--- START ---

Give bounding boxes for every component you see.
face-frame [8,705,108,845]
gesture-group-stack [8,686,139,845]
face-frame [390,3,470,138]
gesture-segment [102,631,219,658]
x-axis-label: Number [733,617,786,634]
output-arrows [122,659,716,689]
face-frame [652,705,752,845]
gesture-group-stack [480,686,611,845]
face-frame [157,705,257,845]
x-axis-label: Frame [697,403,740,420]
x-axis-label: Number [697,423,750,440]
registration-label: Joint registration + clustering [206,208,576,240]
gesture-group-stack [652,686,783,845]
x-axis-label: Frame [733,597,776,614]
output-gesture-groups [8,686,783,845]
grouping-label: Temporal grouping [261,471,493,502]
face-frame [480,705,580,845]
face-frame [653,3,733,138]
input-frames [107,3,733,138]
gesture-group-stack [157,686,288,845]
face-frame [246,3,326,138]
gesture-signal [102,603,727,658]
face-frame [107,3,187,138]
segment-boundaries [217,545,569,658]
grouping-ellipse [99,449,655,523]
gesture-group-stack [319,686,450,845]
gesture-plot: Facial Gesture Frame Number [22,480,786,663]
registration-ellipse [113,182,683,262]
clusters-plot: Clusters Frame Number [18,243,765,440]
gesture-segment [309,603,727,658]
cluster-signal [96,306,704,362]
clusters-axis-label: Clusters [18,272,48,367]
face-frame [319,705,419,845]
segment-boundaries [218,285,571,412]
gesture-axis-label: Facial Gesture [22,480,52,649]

--- END ---

Reproduce every line of the material above verbatim, preserving its order and wording.

### [Exercise response]
Give bounding boxes for every component you see.
face-frame [8,705,108,845]
gesture-group-stack [8,686,139,845]
face-frame [390,3,470,138]
gesture-segment [102,631,219,658]
x-axis-label: Number [733,617,786,634]
output-arrows [122,659,716,689]
face-frame [652,705,752,845]
gesture-group-stack [480,686,611,845]
face-frame [157,705,257,845]
x-axis-label: Frame [697,403,740,420]
x-axis-label: Number [697,423,750,440]
registration-label: Joint registration + clustering [206,208,576,240]
gesture-group-stack [652,686,783,845]
x-axis-label: Frame [733,597,776,614]
output-gesture-groups [8,686,783,845]
grouping-label: Temporal grouping [261,471,493,502]
face-frame [480,705,580,845]
face-frame [653,3,733,138]
input-frames [107,3,733,138]
gesture-group-stack [157,686,288,845]
face-frame [246,3,326,138]
gesture-signal [102,603,727,658]
face-frame [107,3,187,138]
segment-boundaries [217,545,569,658]
grouping-ellipse [99,449,655,523]
gesture-group-stack [319,686,450,845]
gesture-plot: Facial Gesture Frame Number [22,480,786,663]
registration-ellipse [113,182,683,262]
clusters-plot: Clusters Frame Number [18,243,765,440]
gesture-segment [309,603,727,658]
cluster-signal [96,306,704,362]
clusters-axis-label: Clusters [18,272,48,367]
face-frame [319,705,419,845]
segment-boundaries [218,285,571,412]
gesture-axis-label: Facial Gesture [22,480,52,649]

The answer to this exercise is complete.